EXERCISE DETAILS: Gather each line in the entries that includes the string "washing".

————————

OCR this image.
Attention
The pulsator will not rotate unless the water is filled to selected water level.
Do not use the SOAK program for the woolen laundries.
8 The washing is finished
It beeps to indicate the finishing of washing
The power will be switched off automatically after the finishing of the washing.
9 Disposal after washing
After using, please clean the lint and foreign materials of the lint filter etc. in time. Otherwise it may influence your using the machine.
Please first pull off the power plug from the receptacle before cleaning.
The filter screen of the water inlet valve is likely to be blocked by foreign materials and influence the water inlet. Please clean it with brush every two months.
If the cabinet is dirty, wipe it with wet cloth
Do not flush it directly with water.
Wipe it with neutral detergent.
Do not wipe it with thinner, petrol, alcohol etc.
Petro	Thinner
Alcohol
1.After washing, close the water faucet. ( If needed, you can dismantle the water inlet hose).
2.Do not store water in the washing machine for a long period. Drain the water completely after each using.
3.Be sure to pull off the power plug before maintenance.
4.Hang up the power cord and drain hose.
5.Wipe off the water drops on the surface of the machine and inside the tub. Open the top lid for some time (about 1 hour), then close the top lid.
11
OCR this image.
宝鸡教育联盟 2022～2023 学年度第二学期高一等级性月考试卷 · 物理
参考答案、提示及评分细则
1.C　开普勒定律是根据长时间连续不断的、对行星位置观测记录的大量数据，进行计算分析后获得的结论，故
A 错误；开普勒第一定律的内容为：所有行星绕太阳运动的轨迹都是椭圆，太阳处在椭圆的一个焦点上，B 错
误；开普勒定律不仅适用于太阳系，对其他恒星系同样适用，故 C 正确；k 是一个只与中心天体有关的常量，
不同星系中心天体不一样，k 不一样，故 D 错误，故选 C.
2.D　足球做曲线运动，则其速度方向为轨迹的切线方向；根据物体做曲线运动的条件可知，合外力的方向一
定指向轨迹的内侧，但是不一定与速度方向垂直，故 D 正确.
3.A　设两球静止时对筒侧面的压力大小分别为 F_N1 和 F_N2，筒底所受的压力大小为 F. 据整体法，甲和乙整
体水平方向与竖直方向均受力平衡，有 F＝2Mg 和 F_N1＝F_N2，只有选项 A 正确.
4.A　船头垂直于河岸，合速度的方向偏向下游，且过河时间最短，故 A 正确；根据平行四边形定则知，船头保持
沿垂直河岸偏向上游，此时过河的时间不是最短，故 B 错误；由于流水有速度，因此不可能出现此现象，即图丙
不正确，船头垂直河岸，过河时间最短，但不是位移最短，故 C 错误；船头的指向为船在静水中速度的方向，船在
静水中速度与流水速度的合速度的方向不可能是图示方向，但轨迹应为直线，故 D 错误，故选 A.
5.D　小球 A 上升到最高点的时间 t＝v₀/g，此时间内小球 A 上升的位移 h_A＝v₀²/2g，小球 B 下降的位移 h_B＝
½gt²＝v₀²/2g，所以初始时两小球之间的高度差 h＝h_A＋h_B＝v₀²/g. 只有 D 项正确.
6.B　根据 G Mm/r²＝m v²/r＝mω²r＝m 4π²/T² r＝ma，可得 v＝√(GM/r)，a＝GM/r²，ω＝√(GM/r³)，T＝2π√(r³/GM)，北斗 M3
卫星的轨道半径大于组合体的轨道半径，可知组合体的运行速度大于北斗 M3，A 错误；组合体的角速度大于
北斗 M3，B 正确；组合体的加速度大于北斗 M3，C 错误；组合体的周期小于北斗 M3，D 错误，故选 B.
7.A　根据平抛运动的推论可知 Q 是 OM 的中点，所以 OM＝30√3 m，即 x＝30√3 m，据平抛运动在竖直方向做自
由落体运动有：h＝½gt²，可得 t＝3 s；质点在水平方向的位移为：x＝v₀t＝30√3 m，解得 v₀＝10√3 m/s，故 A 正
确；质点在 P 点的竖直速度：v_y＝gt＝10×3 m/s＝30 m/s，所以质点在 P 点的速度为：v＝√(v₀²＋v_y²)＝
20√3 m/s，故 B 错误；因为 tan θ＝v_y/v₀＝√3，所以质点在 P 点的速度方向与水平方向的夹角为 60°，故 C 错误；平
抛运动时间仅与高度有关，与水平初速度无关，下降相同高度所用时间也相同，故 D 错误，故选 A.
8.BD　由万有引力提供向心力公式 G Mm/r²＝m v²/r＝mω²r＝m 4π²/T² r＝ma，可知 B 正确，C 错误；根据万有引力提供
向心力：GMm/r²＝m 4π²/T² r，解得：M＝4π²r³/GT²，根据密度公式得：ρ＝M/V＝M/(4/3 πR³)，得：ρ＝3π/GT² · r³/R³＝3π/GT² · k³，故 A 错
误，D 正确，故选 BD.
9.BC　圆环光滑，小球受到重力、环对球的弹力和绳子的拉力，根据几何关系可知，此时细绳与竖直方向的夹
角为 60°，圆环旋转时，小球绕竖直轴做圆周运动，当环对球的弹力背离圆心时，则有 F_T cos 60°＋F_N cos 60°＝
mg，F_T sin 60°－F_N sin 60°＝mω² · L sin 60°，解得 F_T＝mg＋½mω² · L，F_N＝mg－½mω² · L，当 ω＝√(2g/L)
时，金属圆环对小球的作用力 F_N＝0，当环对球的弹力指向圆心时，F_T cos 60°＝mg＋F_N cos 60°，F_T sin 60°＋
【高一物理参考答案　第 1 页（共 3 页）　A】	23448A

————————

THE REPLY:
8 The washing is finished
It beeps to indicate the finishing of washing
The power will be switched off automatically after the finishing of the washing.
9 Disposal after washing
1.After washing, close the water faucet. ( If needed, you can dismantle the water inlet hose).
2.Do not store water in the washing machine for a long period. Drain the water completely after each using.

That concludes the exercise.